• [TEXTO PROPORCIONADO]:
+ + +

¿Más guerras, más prósperos?
Juan Carlos Losada, experto en historia militar, aborda en su último libro la relación de estímulo entre la guerra y el progreso general de las civilizaciones
El mundo avanza que es una barbaridad. Cada día nos sorprenden con un nuevo descubrimiento que puede hacer más cómoda la vida diaria y parece increíble lo logrado pero, ¿cuáles han sido los vectores de ese progreso? De hecho, es tan rápido que el título del libro de que trata este artículo, De la honda a los drones. La guerra como motor de la historia (Pasado&Presente), que Juan Carlos Losada publicó el verano anterior, ya se ha quedado algo anticuado. Los drones ya no son el último gran hito de la tecnología militar. El pasado abril, la ONU convocaba un encuentro internacional para tomar una decisión sobre los Sistemas de Armas Autónomos Letales. Conocidos como los robots asesinos, máquinas que sustituirían a los soldados de los ejércitos, podrían tener capacidad para decidir sobre la vida y la muerte al entrar en el campo de batalla y carecerían de miedo o ira, pero también de compasión. Con estos datos, los cinéfilos no podrán evitar pensar en Terminator. Los soldados sin alma aún no existen, pero la tecnología para fabricarlos sí. Pensando en el ámbito civil, ¿habría llegado la robótica al prometedor futuro que se le avecina sin la investigación en el campo militar?

+ + +

• [EJERCICIOS]:
(A) Responde a estas preguntas sobre el artículo acerca de la guerra y el progreso:
(i) ¿Qué editorial publicó el libro de Juan Carlos Losada?
(ii) ¿Cuándo convocó la ONU el encuentro internacional sobre los Sistemas de Armas Autónomos Letales?
(iii) ¿En qué película no podrán evitar pensar los cinéfilos?
(B) Escribe, por favor, la continuación del artículo sobre la guerra y el progreso a partir de su última frase.

• [DATOS SIN PROCESAR]:
+ + +

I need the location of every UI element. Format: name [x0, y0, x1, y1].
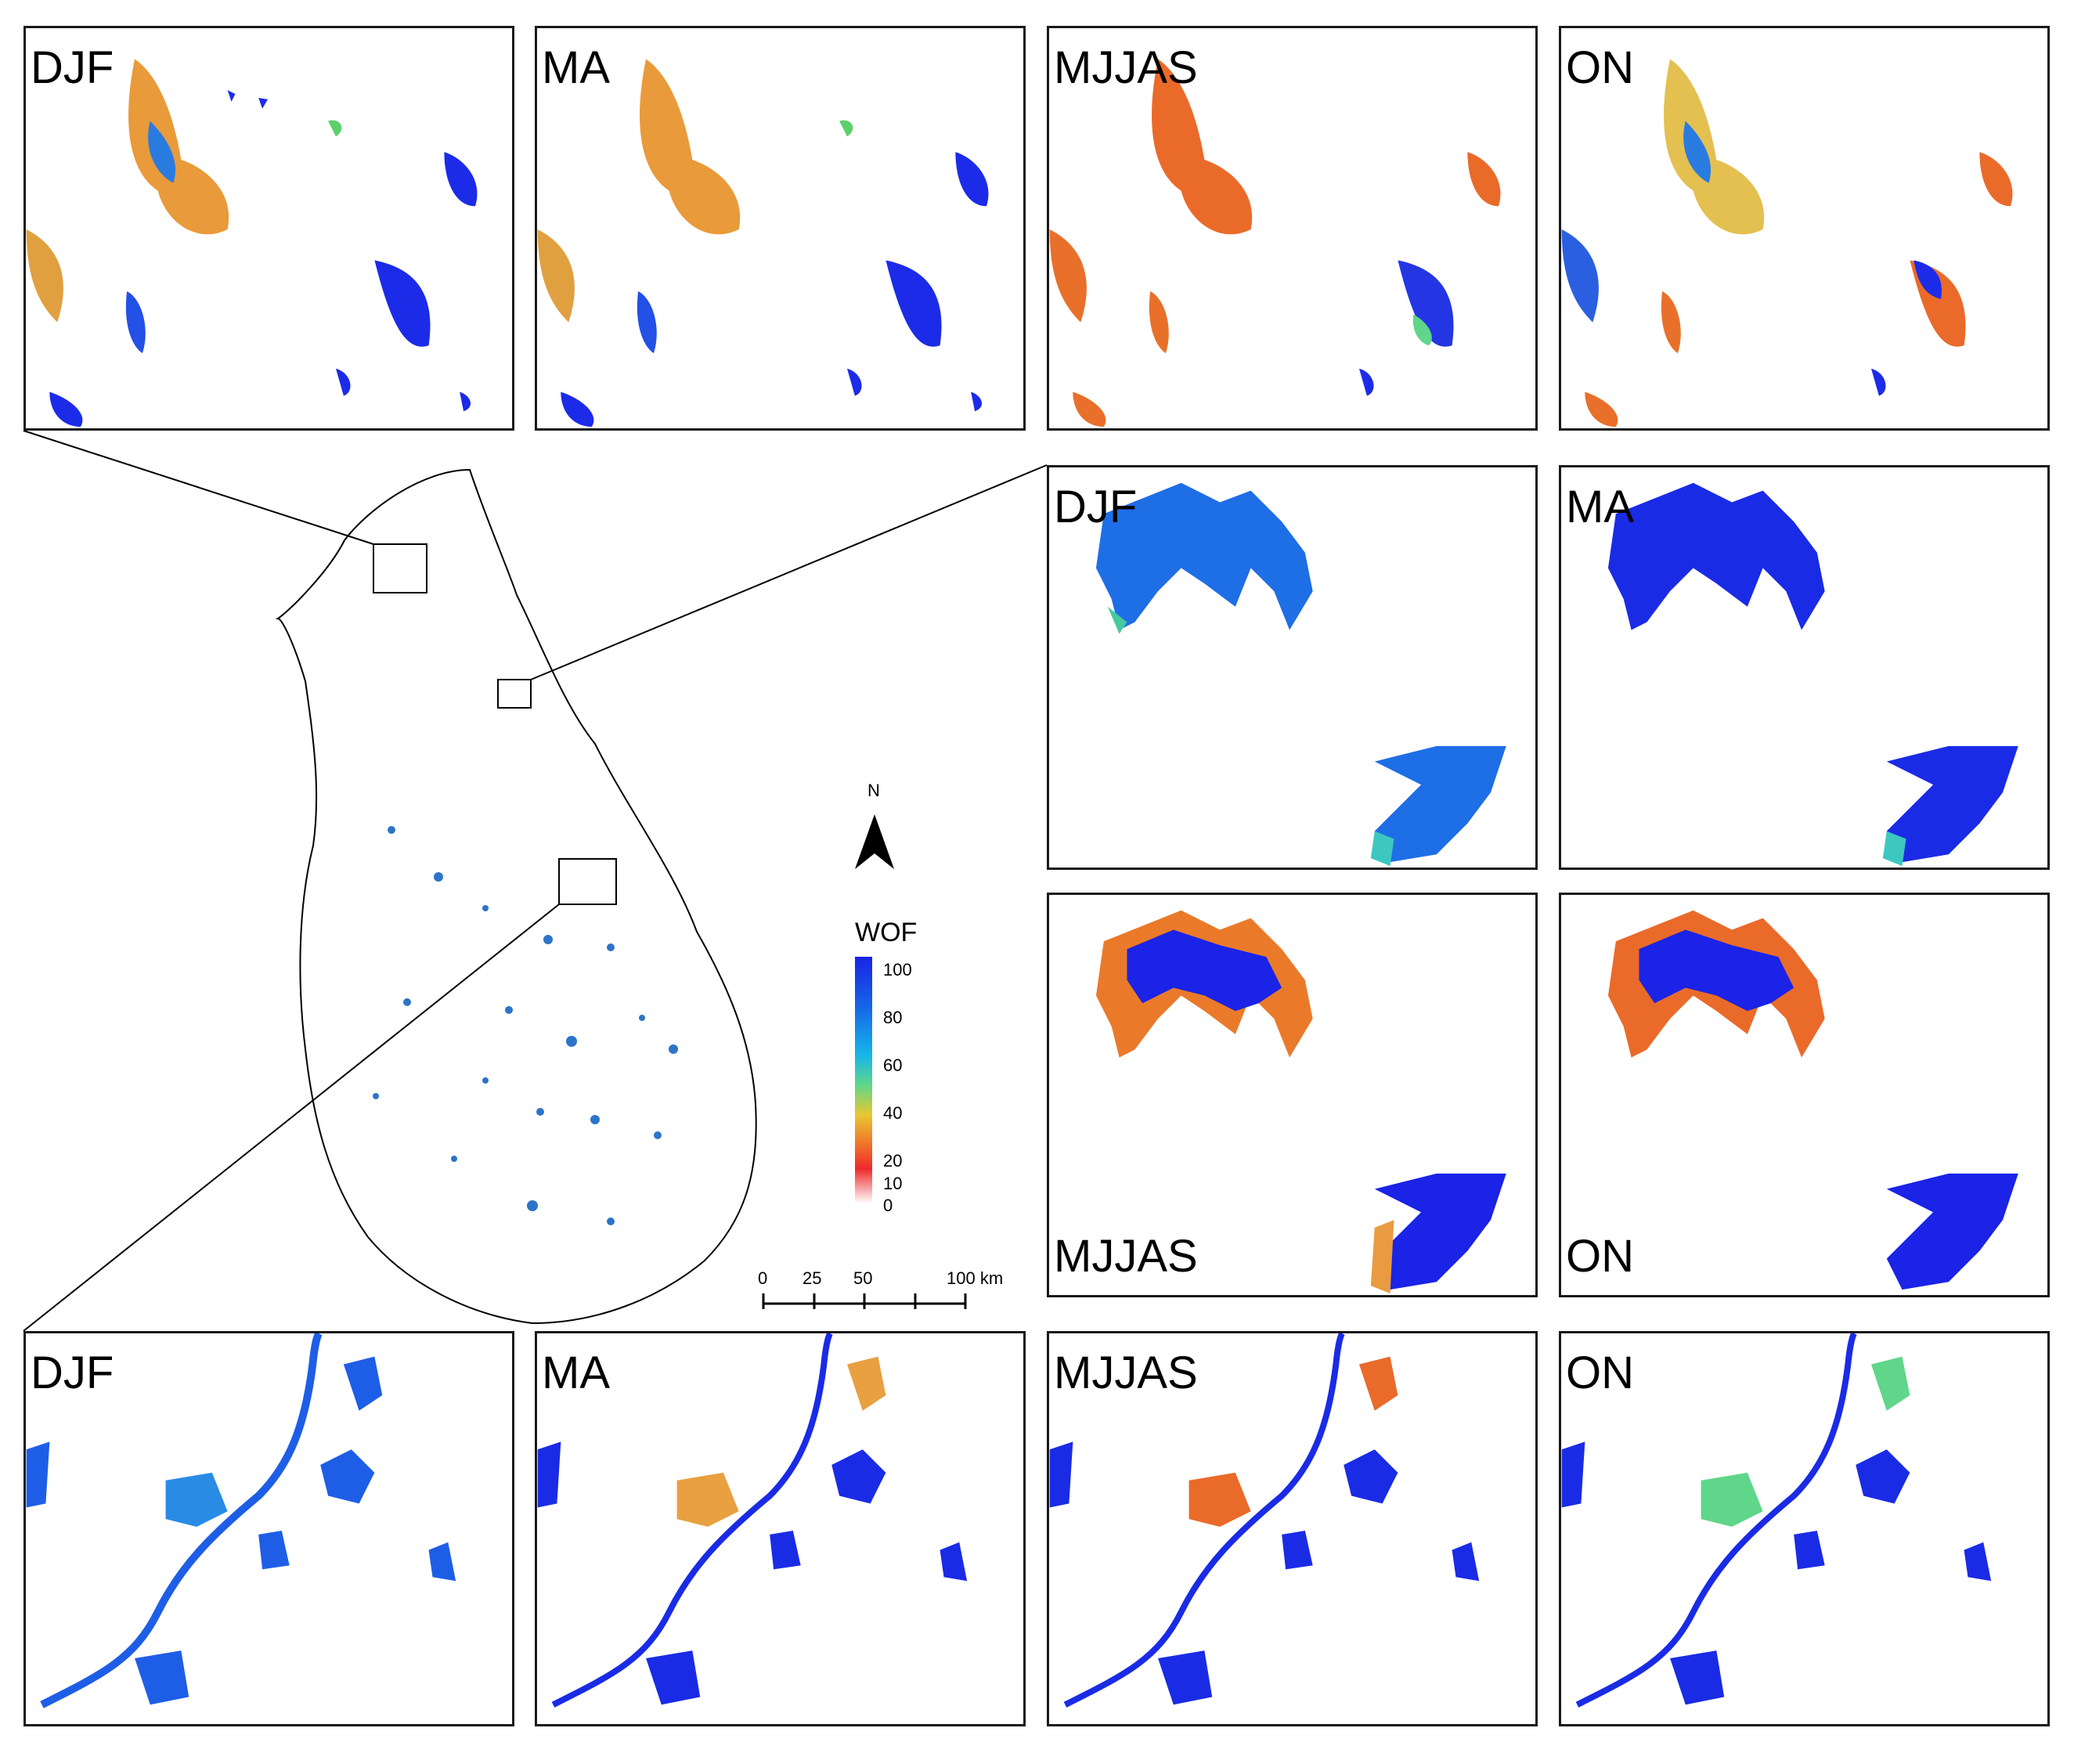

+ + +

• [SOLUCIONES]:
(A)
(i) Pasado&Presente.
(ii) El pasado abril.
(iii) En Terminator.

(B)
Juan Carlos Losada, discípulo de Gabriel Cardona y cualificado experto en historia militar, en su empeño por hacer que este campo de estudio tenga el lugar que le corresponde en la historiografía española, ha escrito ya una decena de libros, el último de ellos, el mencionado arriba. Con un planteamiento divulgativo, no exento de rigor, Losada aborda la guerra a lo largo de la historia y bucea en los innumerables ejemplos que muestran una relación de estímulo entre la lucha violenta organizada entre los hombres y el progreso general de las civilizaciones. El peor mal de la humanidad que le acompaña desde su origen, la peor lacra de la historia, nos habría traído un innumerable conjunto de avances tecnológicos que han ido facilitando la vida humana desde la Prehistoria y nos ha situado ante un futuro lleno de posibilidades de evolución.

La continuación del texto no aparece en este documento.